> _TEXTO PROPORCIONADO_
---

Exformación

información explícitamente descartada

La exformación (del danés eksformation) es un término acuñado por el autor de divulgación científica Tor Nørretranders en su libro The User Illusion, publicado en inglés en 1998. Este concepto se refiere a la información explícitamente descartada. Sin embargo, este término tiene otros significados relativos al campo de la información, como por ejemplo información útil y relevante[1]​ o un tipo específico de explosión de información.[2]

La comunicación efectiva depende en un cuerpo compartido de conocimiento entre los interlocutores. Con ayuda de palabras, sonidos y gestos, el locutor transmite una gran cantidad de información, aunque esté implícita. Este contexto compartido se conoce como exformación. La exformación es todo lo que no decimos pero tenemos presente en nuestra mente cuando o mientras transmitimos cualquier tipo de información (teniendo en cuenta que la información es una afirmación medible y demostrable).

EjemplosEditar

Consideremos la siguiente frase: “el mejor caballo de la carrera es el número 7”. La cantidad de información que porta la frase no es grande, teniendo en cuenta el punto de vista de la teoría de la información: solo unas pocas palabras. Sin embargo, asumamos que una persona que está especializada en el tema, tras haber realizado un estudio complejo de todos los caballos de carrera, le dice esta frase a alguien que está interesado en las apuestas. Los detalles se obvian, pero el receptor puede obtener el mismo valor práctico que si hubiera realizado un análisis completo.

El significado como propuesta, según NørretrandersEditar

Si alguien está hablando de ordenadores, lo que se dice tiene más significado si el locutor tiene una idea previa de qué es un ordenador, para qué sirve y en qué contextos nos podemos encontrar con uno. No se puede llegar a medir la cantidad de exformación que hay en el contenido de información de un solo mensaje. En 1862, el autor Victor Hugo le preguntó a su editor cómo iba su libro más reciente, Los Miserables. El autor solo escribió “?” en su mensaje, a lo que su editor respondió “!”, para indicar que se estaba vendiendo bien. Este intercambio de mensajes no tendría ningún sentido para una tercera persona porque el contexto compartido es único para aquellos que toman parte en la conversación. La cantidad de información (un solo carácter) es muy pequeña y, sin embargo, debido a la exformación, el significado se transmite con claridad.

El pensamiento, discute Nørretranders, es en realidad un proceso de envío de información y es este desperdicio (afortunadamente llamado exformación) el que está involucrado en los comportamientos automáticos de la experiencia (por ejemplo, montar en bicicleta o tocar el piano), y que es, por lo tanto, lo más preciado para nosotros como personas.

---

> _SOBRE LA TAREA_
Según el texto sobre la exformación, ¿en qué libro acuñó Tor Nørretranders este término?

> _DATOS REGISTRADOS_
---

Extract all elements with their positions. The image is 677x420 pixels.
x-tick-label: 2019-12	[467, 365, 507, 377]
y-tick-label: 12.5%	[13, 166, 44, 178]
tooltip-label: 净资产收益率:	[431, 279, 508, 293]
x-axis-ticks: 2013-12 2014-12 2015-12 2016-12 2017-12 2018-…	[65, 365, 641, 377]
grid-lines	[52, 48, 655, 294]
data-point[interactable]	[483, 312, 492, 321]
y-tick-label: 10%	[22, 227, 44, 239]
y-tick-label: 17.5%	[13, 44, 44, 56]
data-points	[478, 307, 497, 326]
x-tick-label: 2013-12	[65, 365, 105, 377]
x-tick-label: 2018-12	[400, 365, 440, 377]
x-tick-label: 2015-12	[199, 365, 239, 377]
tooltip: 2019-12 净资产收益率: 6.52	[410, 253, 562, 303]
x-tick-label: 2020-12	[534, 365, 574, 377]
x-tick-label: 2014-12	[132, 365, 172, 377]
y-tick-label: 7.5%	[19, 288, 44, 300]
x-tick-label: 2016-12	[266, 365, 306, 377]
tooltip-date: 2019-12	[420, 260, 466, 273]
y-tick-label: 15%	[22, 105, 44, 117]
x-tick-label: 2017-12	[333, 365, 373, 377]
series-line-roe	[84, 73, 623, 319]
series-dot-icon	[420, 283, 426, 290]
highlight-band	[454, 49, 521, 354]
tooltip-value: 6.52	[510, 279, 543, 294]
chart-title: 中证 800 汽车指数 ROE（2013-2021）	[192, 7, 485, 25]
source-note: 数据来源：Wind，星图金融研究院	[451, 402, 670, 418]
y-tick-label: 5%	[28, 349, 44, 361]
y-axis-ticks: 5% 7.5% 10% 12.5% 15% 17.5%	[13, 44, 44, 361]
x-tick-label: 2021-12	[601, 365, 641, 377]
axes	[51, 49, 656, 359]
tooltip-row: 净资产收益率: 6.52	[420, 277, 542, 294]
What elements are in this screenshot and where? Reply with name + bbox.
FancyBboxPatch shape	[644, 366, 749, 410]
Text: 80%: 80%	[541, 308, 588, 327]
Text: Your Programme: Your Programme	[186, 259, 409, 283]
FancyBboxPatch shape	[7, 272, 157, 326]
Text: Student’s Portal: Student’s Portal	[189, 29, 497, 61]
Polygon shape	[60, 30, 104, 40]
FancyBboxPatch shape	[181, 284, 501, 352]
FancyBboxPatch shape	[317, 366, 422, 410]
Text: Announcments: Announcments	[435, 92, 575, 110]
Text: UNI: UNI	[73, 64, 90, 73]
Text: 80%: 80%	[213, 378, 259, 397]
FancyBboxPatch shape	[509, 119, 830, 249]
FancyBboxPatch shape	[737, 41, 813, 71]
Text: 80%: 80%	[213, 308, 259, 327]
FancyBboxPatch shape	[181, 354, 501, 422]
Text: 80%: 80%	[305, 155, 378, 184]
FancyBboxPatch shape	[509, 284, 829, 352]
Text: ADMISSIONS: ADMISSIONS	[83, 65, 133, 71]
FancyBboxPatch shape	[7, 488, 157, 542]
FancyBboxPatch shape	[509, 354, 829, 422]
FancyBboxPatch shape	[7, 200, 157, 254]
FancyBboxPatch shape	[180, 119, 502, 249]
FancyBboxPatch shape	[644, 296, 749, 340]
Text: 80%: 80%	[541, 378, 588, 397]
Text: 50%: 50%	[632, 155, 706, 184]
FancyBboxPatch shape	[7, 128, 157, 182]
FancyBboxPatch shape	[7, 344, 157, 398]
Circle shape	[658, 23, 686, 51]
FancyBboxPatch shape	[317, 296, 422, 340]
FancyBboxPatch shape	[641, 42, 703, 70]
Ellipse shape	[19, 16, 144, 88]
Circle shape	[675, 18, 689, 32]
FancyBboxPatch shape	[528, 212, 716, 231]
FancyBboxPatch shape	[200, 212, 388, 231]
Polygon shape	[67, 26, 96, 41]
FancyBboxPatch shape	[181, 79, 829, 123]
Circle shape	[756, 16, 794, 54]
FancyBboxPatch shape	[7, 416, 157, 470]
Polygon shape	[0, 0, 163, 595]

---

> _SOLUCIÓN DEL EJERCICIO_
En The User Illusion.